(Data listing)
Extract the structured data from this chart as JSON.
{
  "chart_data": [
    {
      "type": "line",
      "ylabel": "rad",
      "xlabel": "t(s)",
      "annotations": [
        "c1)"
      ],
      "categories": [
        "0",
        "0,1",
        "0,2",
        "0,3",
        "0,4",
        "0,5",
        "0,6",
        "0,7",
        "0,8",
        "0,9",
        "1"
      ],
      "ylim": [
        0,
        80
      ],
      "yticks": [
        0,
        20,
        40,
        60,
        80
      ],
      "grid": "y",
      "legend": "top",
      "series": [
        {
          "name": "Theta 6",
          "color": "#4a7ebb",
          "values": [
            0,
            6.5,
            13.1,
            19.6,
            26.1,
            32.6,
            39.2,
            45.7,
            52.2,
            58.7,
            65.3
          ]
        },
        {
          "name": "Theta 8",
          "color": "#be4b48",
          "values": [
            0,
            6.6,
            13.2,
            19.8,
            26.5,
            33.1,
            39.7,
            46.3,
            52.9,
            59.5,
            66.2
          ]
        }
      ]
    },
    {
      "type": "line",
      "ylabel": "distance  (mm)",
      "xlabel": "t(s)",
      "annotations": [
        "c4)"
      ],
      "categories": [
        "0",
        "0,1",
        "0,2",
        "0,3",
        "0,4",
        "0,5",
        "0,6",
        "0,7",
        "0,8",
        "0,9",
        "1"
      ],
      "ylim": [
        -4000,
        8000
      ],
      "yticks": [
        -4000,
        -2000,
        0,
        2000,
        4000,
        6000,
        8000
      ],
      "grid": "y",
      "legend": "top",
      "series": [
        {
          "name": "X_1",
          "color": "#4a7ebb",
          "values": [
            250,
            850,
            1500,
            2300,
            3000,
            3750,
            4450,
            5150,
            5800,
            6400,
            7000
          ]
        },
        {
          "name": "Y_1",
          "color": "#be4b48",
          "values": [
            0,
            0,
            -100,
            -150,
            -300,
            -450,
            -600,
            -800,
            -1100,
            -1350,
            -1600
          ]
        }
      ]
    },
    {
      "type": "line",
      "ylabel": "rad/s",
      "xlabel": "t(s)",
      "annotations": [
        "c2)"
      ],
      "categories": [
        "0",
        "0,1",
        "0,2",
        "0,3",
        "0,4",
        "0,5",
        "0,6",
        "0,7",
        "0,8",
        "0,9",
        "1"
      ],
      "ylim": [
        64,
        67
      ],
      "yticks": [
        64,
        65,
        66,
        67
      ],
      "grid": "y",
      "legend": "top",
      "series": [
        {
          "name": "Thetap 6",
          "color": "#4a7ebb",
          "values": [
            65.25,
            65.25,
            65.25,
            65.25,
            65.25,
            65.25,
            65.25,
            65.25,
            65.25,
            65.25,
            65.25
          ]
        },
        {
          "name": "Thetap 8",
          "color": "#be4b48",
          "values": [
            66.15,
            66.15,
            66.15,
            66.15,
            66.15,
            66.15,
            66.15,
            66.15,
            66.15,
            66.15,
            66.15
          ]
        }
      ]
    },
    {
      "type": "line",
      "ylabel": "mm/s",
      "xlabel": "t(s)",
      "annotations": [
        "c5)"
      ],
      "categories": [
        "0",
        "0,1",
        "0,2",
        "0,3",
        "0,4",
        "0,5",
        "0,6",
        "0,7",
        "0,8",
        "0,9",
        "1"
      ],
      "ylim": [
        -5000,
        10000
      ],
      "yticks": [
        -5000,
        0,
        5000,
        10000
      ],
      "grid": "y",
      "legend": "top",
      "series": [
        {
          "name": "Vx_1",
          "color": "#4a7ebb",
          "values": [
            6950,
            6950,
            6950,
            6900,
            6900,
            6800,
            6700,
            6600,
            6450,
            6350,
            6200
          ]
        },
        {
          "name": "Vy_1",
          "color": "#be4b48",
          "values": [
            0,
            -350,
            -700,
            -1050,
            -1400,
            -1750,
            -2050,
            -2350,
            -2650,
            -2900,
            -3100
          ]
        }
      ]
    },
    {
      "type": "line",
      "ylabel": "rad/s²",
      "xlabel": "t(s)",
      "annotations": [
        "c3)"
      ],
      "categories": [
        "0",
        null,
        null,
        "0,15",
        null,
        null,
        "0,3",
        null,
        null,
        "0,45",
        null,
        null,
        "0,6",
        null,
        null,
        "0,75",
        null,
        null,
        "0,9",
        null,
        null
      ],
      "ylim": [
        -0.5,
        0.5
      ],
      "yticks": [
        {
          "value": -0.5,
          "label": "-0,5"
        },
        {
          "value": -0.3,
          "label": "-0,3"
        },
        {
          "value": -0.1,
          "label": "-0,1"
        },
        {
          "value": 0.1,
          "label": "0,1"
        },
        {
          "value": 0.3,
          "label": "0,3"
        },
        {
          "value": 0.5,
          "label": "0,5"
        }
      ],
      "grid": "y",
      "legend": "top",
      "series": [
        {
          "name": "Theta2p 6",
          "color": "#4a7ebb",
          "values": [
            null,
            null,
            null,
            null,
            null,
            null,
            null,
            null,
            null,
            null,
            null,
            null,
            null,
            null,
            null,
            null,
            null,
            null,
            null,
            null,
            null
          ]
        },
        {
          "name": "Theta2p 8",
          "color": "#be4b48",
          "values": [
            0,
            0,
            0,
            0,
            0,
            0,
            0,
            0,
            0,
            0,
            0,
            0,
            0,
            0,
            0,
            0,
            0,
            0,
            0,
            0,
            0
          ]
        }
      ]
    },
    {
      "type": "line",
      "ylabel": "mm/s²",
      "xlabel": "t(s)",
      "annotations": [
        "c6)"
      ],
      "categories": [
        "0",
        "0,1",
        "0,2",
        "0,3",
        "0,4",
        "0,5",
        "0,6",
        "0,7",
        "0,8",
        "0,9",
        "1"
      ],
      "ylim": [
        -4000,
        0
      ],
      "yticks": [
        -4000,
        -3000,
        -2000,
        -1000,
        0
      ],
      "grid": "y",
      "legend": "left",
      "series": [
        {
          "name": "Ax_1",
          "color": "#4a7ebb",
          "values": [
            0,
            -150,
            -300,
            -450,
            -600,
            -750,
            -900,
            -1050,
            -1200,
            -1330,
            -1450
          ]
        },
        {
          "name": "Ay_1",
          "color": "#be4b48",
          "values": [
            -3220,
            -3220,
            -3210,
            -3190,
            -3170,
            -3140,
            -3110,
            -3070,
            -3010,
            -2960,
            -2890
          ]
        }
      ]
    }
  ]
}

**EXERCISE**. Reproduce the complete data exactly as presented above.

**SOLUTION**.
Extract the structured data from this chart as JSON.
{
  "chart_data": [
    {
      "type": "line",
      "ylabel": "rad",
      "xlabel": "t(s)",
      "annotations": [
        "c1)"
      ],
      "categories": [
        "0",
        "0,1",
        "0,2",
        "0,3",
        "0,4",
        "0,5",
        "0,6",
        "0,7",
        "0,8",
        "0,9",
        "1"
      ],
      "ylim": [
        0,
        80
      ],
      "yticks": [
        0,
        20,
        40,
        60,
        80
      ],
      "grid": "y",
      "legend": "top",
      "series": [
        {
          "name": "Theta 6",
          "color": "#4a7ebb",
          "values": [
            0,
            6.5,
            13.1,
            19.6,
            26.1,
            32.6,
            39.2,
            45.7,
            52.2,
            58.7,
            65.3
          ]
        },
        {
          "name": "Theta 8",
          "color": "#be4b48",
          "values": [
            0,
            6.6,
            13.2,
            19.8,
            26.5,
            33.1,
            39.7,
            46.3,
            52.9,
            59.5,
            66.2
          ]
        }
      ]
    },
    {
      "type": "line",
      "ylabel": "distance  (mm)",
      "xlabel": "t(s)",
      "annotations": [
        "c4)"
      ],
      "categories": [
        "0",
        "0,1",
        "0,2",
        "0,3",
        "0,4",
        "0,5",
        "0,6",
        "0,7",
        "0,8",
        "0,9",
        "1"
      ],
      "ylim": [
        -4000,
        8000
      ],
      "yticks": [
        -4000,
        -2000,
        0,
        2000,
        4000,
        6000,
        8000
      ],
      "grid": "y",
      "legend": "top",
      "series": [
        {
          "name": "X_1",
          "color": "#4a7ebb",
          "values": [
            250,
            850,
            1500,
            2300,
            3000,
            3750,
            4450,
            5150,
            5800,
            6400,
            7000
          ]
        },
        {
          "name": "Y_1",
          "color": "#be4b48",
          "values": [
            0,
            0,
            -100,
            -150,
            -300,
            -450,
            -600,
            -800,
            -1100,
            -1350,
            -1600
          ]
        }
      ]
    },
    {
      "type": "line",
      "ylabel": "rad/s",
      "xlabel": "t(s)",
      "annotations": [
        "c2)"
      ],
      "categories": [
        "0",
        "0,1",
        "0,2",
        "0,3",
        "0,4",
        "0,5",
        "0,6",
        "0,7",
        "0,8",
        "0,9",
        "1"
      ],
      "ylim": [
        64,
        67
      ],
      "yticks": [
        64,
        65,
        66,
        67
      ],
      "grid": "y",
      "legend": "top",
      "series": [
        {
          "name": "Thetap 6",
          "color": "#4a7ebb",
          "values": [
            65.25,
            65.25,
            65.25,
            65.25,
            65.25,
            65.25,
            65.25,
            65.25,
            65.25,
            65.25,
            65.25
          ]
        },
        {
          "name": "Thetap 8",
          "color": "#be4b48",
          "values": [
            66.15,
            66.15,
            66.15,
            66.15,
            66.15,
            66.15,
            66.15,
            66.15,
            66.15,
            66.15,
            66.15
          ]
        }
      ]
    },
    {
      "type": "line",
      "ylabel": "mm/s",
      "xlabel": "t(s)",
      "annotations": [
        "c5)"
      ],
      "categories": [
        "0",
        "0,1",
        "0,2",
        "0,3",
        "0,4",
        "0,5",
        "0,6",
        "0,7",
        "0,8",
        "0,9",
        "1"
      ],
      "ylim": [
        -5000,
        10000
      ],
      "yticks": [
        -5000,
        0,
        5000,
        10000
      ],
      "grid": "y",
      "legend": "top",
      "series": [
        {
          "name": "Vx_1",
          "color": "#4a7ebb",
          "values": [
            6950,
            6950,
            6950,
            6900,
            6900,
            6800,
            6700,
            6600,
            6450,
            6350,
            6200
          ]
        },
        {
          "name": "Vy_1",
          "color": "#be4b48",
          "values": [
            0,
            -350,
            -700,
            -1050,
            -1400,
            -1750,
            -2050,
            -2350,
            -2650,
            -2900,
            -3100
          ]
        }
      ]
    },
    {
      "type": "line",
      "ylabel": "rad/s²",
      "xlabel": "t(s)",
      "annotations": [
        "c3)"
      ],
      "categories": [
        "0",
        null,
        null,
        "0,15",
        null,
        null,
        "0,3",
        null,
        null,
        "0,45",
        null,
        null,
        "0,6",
        null,
        null,
        "0,75",
        null,
        null,
        "0,9",
        null,
        null
      ],
      "ylim": [
        -0.5,
        0.5
      ],
      "yticks": [
        {
          "value": -0.5,
          "label": "-0,5"
        },
        {
          "value": -0.3,
          "label": "-0,3"
        },
        {
          "value": -0.1,
          "label": "-0,1"
        },
        {
          "value": 0.1,
          "label": "0,1"
        },
        {
          "value": 0.3,
          "label": "0,3"
        },
        {
          "value": 0.5,
          "label": "0,5"
        }
      ],
      "grid": "y",
      "legend": "top",
      "series": [
        {
          "name": "Theta2p 6",
          "color": "#4a7ebb",
          "values": [
            null,
            null,
            null,
            null,
            null,
            null,
            null,
            null,
            null,
            null,
            null,
            null,
            null,
            null,
            null,
            null,
            null,
            null,
            null,
            null,
            null
          ]
        },
        {
          "name": "Theta2p 8",
          "color": "#be4b48",
          "values": [
            0,
            0,
            0,
            0,
            0,
            0,
            0,
            0,
            0,
            0,
            0,
            0,
            0,
            0,
            0,
            0,
            0,
            0,
            0,
            0,
            0
          ]
        }
      ]
    },
    {
      "type": "line",
      "ylabel": "mm/s²",
      "xlabel": "t(s)",
      "annotations": [
        "c6)"
      ],
      "categories": [
        "0",
        "0,1",
        "0,2",
        "0,3",
        "0,4",
        "0,5",
        "0,6",
        "0,7",
        "0,8",
        "0,9",
        "1"
      ],
      "ylim": [
        -4000,
        0
      ],
      "yticks": [
        -4000,
        -3000,
        -2000,
        -1000,
        0
      ],
      "grid": "y",
      "legend": "left",
      "series": [
        {
          "name": "Ax_1",
          "color": "#4a7ebb",
          "values": [
            0,
            -150,
            -300,
            -450,
            -600,
            -750,
            -900,
            -1050,
            -1200,
            -1330,
            -1450
          ]
        },
        {
          "name": "Ay_1",
          "color": "#be4b48",
          "values": [
            -3220,
            -3220,
            -3210,
            -3190,
            -3170,
            -3140,
            -3110,
            -3070,
            -3010,
            -2960,
            -2890
          ]
        }
      ]
    }
  ]
}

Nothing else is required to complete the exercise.